● **Do this**
Here are some entries; quote each one exactly.

● **Material shown**
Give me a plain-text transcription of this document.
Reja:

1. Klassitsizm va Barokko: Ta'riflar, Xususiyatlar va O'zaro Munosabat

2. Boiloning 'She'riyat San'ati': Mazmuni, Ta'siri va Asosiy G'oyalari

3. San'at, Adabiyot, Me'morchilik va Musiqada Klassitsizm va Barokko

● **Finished task**
Give me a plain-text transcription of this document.
Reja:

1. Klassitsizm va Barokko: Ta'riflar, Xususiyatlar va O'zaro Munosabat

2. Boiloning 'She'riyat San'ati': Mazmuni, Ta'siri va Asosiy G'oyalari

3. San'at, Adabiyot, Me'morchilik va Musiqada Klassitsizm va Barokko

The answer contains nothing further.